What the task asks >>
Look for the string "JSON" and copy every line that has it.

Data shown >>
************

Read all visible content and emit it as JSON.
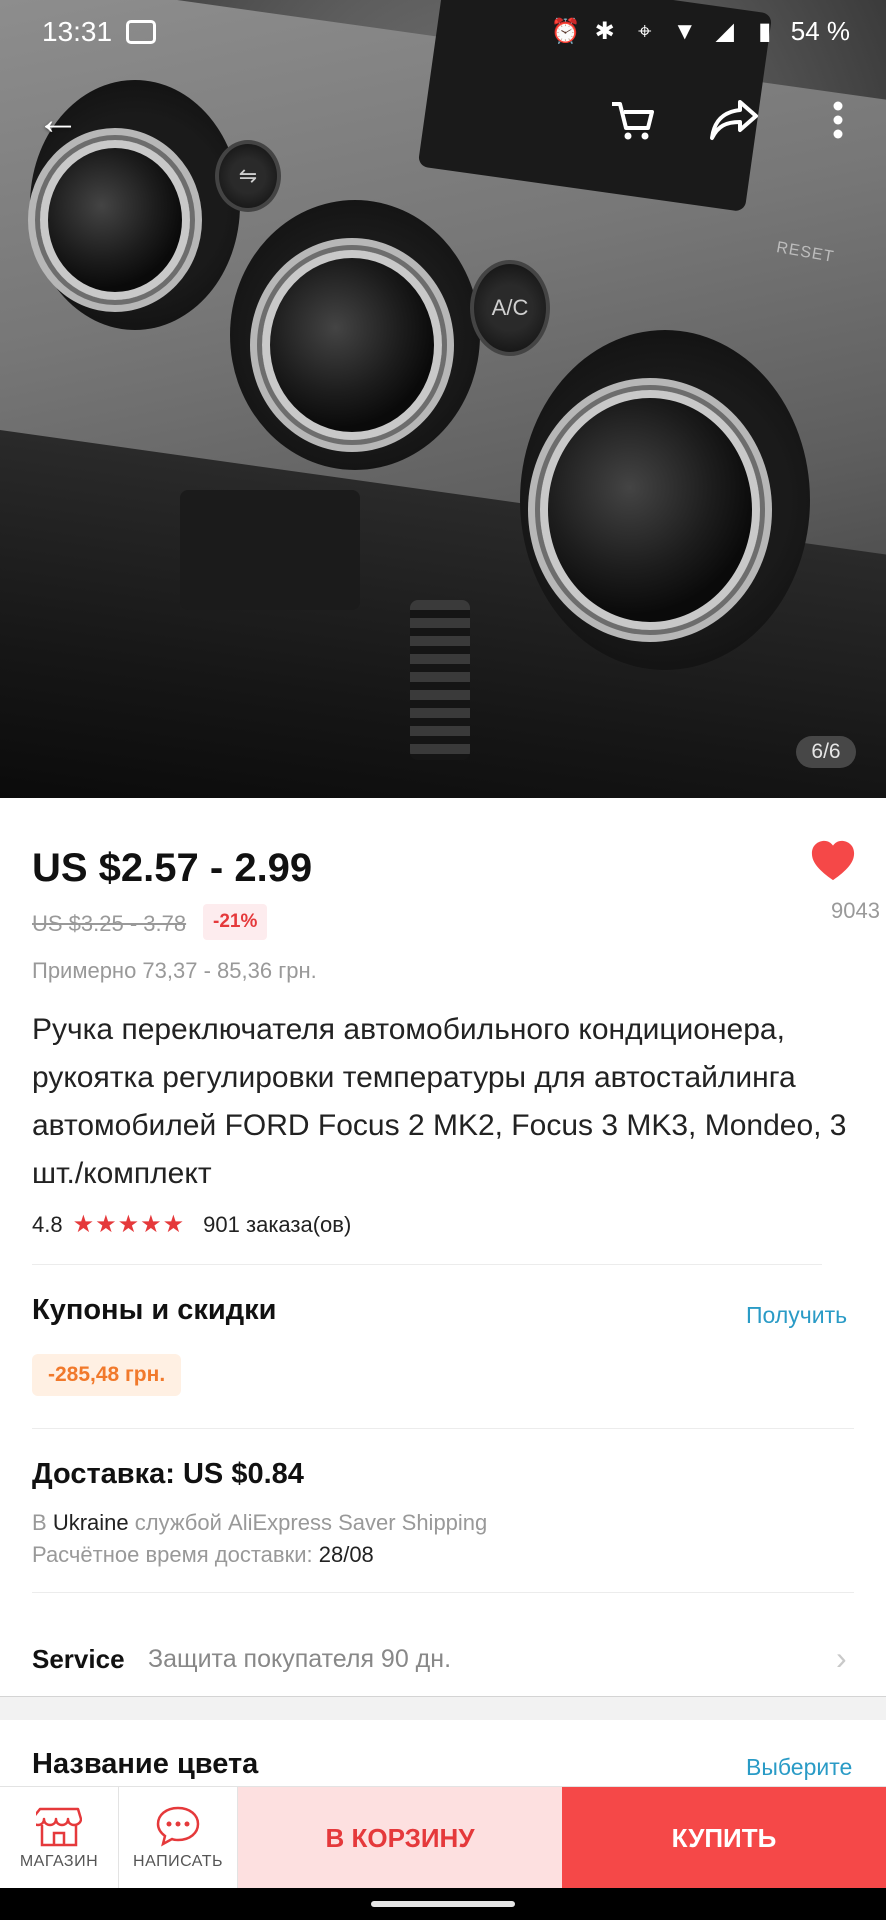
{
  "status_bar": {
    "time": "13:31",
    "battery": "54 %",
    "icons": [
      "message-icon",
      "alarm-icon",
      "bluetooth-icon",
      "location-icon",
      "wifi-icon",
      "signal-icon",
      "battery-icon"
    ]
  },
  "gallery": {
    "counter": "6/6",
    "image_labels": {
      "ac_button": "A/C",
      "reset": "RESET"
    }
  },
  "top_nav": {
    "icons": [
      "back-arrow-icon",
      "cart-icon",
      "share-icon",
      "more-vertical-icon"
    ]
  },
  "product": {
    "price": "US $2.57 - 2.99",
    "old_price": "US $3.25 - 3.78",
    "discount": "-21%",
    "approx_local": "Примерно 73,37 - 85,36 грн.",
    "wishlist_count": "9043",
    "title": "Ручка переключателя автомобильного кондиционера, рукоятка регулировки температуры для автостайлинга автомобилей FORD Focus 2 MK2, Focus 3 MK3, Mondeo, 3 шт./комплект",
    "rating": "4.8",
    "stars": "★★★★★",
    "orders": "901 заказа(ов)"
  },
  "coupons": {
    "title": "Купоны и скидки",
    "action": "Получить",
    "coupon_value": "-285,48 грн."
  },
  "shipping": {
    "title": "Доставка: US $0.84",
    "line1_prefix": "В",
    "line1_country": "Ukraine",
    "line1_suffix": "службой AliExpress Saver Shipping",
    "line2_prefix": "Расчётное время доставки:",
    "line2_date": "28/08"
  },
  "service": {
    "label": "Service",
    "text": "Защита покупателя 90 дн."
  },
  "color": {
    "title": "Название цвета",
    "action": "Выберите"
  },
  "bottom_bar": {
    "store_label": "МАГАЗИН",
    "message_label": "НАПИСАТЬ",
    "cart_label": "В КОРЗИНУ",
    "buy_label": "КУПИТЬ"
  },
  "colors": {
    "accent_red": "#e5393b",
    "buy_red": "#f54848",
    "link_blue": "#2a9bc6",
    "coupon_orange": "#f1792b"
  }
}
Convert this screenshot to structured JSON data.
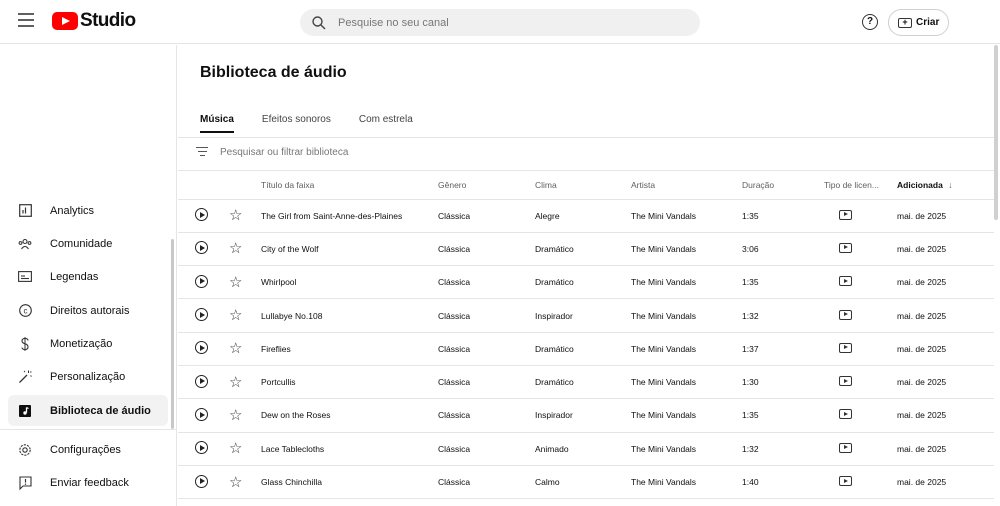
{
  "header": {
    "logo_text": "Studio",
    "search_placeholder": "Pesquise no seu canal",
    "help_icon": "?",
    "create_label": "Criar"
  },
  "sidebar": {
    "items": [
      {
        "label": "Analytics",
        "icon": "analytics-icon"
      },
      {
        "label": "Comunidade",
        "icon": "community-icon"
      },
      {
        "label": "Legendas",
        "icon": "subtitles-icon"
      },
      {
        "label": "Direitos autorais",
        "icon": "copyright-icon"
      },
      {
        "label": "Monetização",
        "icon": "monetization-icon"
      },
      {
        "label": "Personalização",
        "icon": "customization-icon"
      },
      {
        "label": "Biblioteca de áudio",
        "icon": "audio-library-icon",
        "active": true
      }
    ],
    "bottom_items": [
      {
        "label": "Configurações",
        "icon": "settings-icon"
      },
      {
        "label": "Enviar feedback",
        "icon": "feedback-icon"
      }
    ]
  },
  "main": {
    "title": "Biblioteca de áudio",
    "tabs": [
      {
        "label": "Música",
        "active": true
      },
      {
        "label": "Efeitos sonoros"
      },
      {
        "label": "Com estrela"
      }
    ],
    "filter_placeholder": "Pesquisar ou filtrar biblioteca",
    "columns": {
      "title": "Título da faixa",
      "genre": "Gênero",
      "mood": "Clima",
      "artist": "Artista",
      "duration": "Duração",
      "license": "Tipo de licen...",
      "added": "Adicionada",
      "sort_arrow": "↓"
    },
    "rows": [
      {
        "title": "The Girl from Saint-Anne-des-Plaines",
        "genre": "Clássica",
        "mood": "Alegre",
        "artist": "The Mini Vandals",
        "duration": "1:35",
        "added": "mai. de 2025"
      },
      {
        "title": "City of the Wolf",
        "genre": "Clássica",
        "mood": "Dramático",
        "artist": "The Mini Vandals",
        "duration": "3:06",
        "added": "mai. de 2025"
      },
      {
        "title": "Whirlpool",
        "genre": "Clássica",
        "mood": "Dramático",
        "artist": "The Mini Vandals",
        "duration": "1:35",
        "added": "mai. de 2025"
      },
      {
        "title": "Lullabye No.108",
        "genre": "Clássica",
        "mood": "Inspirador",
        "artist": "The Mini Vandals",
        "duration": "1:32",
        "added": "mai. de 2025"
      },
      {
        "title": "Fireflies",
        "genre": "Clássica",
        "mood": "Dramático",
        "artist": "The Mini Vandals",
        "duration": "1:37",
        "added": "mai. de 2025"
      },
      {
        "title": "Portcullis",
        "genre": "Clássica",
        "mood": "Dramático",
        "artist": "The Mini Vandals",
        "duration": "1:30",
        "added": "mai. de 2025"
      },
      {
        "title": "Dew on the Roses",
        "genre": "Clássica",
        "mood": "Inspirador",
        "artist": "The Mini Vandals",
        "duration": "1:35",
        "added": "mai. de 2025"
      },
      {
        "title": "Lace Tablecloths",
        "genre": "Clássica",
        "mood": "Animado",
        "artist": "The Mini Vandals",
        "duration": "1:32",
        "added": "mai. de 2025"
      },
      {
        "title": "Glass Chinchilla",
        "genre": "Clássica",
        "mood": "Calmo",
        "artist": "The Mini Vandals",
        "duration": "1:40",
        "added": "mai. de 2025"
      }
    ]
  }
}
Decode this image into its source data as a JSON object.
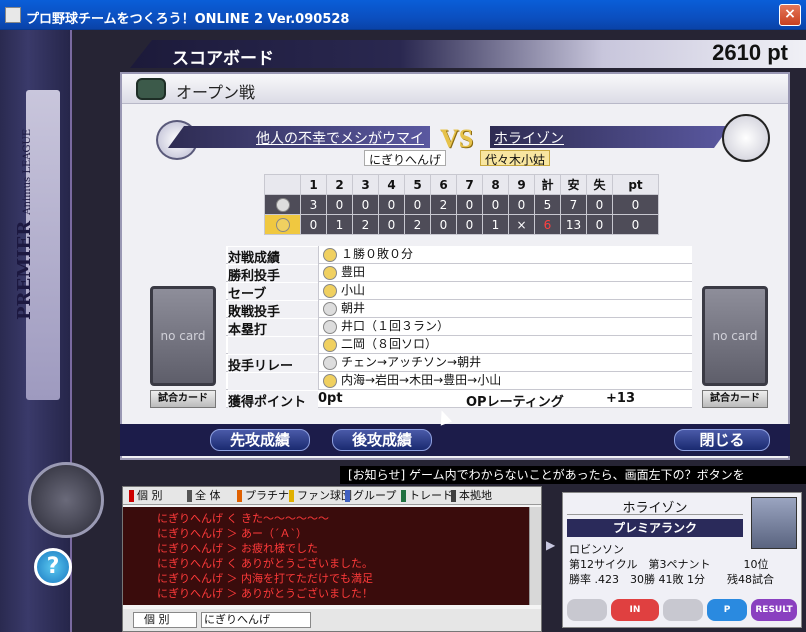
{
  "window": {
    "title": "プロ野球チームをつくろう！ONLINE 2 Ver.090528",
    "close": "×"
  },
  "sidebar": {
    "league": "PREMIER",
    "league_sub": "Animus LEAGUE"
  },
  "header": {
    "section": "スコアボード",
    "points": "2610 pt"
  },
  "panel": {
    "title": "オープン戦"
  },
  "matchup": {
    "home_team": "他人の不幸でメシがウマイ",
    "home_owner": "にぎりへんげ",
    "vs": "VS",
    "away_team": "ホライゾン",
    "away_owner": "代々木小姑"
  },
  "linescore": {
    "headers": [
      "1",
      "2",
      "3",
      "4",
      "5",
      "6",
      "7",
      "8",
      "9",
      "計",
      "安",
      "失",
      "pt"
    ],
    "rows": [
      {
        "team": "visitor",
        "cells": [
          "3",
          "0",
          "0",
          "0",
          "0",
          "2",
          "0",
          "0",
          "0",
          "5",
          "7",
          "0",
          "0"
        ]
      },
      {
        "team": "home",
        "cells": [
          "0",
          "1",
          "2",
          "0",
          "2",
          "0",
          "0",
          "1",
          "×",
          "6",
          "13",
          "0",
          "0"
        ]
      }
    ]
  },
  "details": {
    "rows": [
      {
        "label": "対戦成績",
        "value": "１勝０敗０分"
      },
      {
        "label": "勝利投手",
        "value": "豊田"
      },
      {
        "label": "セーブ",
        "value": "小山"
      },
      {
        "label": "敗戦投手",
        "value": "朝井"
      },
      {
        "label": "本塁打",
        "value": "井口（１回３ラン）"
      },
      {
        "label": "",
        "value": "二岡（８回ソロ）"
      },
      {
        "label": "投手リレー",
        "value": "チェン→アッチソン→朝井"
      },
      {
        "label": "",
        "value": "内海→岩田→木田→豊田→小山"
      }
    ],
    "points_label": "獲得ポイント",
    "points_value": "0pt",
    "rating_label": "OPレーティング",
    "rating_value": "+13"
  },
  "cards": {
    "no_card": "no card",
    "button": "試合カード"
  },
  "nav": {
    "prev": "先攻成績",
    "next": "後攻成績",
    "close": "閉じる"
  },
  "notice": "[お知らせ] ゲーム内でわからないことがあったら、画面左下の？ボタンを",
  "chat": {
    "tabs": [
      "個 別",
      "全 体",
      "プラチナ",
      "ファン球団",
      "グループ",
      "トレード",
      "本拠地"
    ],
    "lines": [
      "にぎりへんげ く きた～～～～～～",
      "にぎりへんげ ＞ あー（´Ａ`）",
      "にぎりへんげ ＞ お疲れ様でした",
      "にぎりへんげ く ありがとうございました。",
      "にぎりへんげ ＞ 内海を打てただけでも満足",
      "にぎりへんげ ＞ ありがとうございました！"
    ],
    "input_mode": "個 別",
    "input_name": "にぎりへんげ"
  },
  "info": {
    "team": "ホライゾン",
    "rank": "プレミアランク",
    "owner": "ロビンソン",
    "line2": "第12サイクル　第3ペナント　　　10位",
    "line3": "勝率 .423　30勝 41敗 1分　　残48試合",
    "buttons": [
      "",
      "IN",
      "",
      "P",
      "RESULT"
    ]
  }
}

************

Final result >>
Read all visible content and emit it as JSON.
Convert this screenshot to structured JSON data.
Decode this image into its source data as a JSON object.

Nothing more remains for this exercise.